The listing must be reproduced in full, exactly as it stands.

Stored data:
━━━━━━━━━━━━━━━━━━━━

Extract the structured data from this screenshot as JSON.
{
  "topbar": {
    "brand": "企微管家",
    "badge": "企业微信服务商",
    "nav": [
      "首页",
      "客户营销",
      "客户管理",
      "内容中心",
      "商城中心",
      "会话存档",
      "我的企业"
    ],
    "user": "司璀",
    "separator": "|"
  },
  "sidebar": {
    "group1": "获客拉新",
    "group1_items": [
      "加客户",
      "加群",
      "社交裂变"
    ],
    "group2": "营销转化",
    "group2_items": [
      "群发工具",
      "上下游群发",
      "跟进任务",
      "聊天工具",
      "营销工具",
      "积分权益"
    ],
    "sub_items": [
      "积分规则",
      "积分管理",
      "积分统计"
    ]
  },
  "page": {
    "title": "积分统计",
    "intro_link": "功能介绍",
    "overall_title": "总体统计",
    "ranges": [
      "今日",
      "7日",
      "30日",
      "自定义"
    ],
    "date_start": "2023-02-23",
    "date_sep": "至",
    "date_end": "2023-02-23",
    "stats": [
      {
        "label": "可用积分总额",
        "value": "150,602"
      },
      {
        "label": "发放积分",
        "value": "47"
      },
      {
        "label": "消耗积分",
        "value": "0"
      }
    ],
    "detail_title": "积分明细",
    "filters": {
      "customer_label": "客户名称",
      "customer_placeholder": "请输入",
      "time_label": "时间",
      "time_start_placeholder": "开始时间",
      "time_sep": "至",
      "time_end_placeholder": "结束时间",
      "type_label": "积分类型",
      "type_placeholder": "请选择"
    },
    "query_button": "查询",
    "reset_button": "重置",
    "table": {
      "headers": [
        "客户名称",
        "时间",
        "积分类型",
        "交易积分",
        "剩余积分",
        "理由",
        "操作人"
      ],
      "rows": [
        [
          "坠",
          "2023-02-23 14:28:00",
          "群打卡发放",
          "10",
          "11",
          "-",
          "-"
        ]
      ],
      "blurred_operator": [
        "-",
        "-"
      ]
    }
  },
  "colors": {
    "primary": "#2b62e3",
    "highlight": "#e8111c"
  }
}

━━━━━━━━━━━━━━━━━━━━

-- Finished exercise --
Extract the structured data from this screenshot as JSON.
{
  "topbar": {
    "brand": "企微管家",
    "badge": "企业微信服务商",
    "nav": [
      "首页",
      "客户营销",
      "客户管理",
      "内容中心",
      "商城中心",
      "会话存档",
      "我的企业"
    ],
    "user": "司璀",
    "separator": "|"
  },
  "sidebar": {
    "group1": "获客拉新",
    "group1_items": [
      "加客户",
      "加群",
      "社交裂变"
    ],
    "group2": "营销转化",
    "group2_items": [
      "群发工具",
      "上下游群发",
      "跟进任务",
      "聊天工具",
      "营销工具",
      "积分权益"
    ],
    "sub_items": [
      "积分规则",
      "积分管理",
      "积分统计"
    ]
  },
  "page": {
    "title": "积分统计",
    "intro_link": "功能介绍",
    "overall_title": "总体统计",
    "ranges": [
      "今日",
      "7日",
      "30日",
      "自定义"
    ],
    "date_start": "2023-02-23",
    "date_sep": "至",
    "date_end": "2023-02-23",
    "stats": [
      {
        "label": "可用积分总额",
        "value": "150,602"
      },
      {
        "label": "发放积分",
        "value": "47"
      },
      {
        "label": "消耗积分",
        "value": "0"
      }
    ],
    "detail_title": "积分明细",
    "filters": {
      "customer_label": "客户名称",
      "customer_placeholder": "请输入",
      "time_label": "时间",
      "time_start_placeholder": "开始时间",
      "time_sep": "至",
      "time_end_placeholder": "结束时间",
      "type_label": "积分类型",
      "type_placeholder": "请选择"
    },
    "query_button": "查询",
    "reset_button": "重置",
    "table": {
      "headers": [
        "客户名称",
        "时间",
        "积分类型",
        "交易积分",
        "剩余积分",
        "理由",
        "操作人"
      ],
      "rows": [
        [
          "坠",
          "2023-02-23 14:28:00",
          "群打卡发放",
          "10",
          "11",
          "-",
          "-"
        ]
      ],
      "blurred_operator": [
        "-",
        "-"
      ]
    }
  },
  "colors": {
    "primary": "#2b62e3",
    "highlight": "#e8111c"
  }
}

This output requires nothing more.